§ **WHAT THE TASK ASKS**
All of the records listed below should be retyped exactly.

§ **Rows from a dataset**
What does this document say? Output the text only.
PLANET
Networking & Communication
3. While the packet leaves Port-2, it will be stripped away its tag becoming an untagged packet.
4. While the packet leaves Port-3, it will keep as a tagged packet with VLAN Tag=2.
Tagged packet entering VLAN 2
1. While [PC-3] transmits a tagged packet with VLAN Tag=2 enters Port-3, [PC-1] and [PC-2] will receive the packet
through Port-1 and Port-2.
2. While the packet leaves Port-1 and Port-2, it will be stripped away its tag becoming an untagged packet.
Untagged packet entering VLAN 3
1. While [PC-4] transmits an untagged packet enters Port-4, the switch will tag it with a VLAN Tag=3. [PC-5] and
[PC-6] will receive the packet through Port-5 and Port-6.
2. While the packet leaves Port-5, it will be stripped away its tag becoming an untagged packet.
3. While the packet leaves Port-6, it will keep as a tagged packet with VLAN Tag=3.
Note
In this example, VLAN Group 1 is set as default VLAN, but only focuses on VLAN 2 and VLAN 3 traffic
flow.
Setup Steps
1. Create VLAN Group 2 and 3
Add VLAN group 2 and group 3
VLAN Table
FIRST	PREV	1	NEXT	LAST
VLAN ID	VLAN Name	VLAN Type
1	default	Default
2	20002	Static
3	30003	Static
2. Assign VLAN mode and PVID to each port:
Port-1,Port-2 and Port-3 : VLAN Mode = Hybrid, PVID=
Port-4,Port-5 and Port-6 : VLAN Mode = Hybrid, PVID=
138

§ **PROBLEM SOLUTION**
What does this document say? Output the text only.
PLANET
Networking & Communication
3. While the packet leaves Port-2, it will be stripped away its tag becoming an untagged packet.
4. While the packet leaves Port-3, it will keep as a tagged packet with VLAN Tag=2.
Tagged packet entering VLAN 2
1. While [PC-3] transmits a tagged packet with VLAN Tag=2 enters Port-3, [PC-1] and [PC-2] will receive the packet
through Port-1 and Port-2.
2. While the packet leaves Port-1 and Port-2, it will be stripped away its tag becoming an untagged packet.
Untagged packet entering VLAN 3
1. While [PC-4] transmits an untagged packet enters Port-4, the switch will tag it with a VLAN Tag=3. [PC-5] and
[PC-6] will receive the packet through Port-5 and Port-6.
2. While the packet leaves Port-5, it will be stripped away its tag becoming an untagged packet.
3. While the packet leaves Port-6, it will keep as a tagged packet with VLAN Tag=3.
Note
In this example, VLAN Group 1 is set as default VLAN, but only focuses on VLAN 2 and VLAN 3 traffic
flow.
Setup Steps
1. Create VLAN Group 2 and 3
Add VLAN group 2 and group 3
VLAN Table
FIRST	PREV	1	NEXT	LAST
VLAN ID	VLAN Name	VLAN Type
1	default	Default
2	20002	Static
3	30003	Static
2. Assign VLAN mode and PVID to each port:
Port-1,Port-2 and Port-3 : VLAN Mode = Hybrid, PVID=
Port-4,Port-5 and Port-6 : VLAN Mode = Hybrid, PVID=
138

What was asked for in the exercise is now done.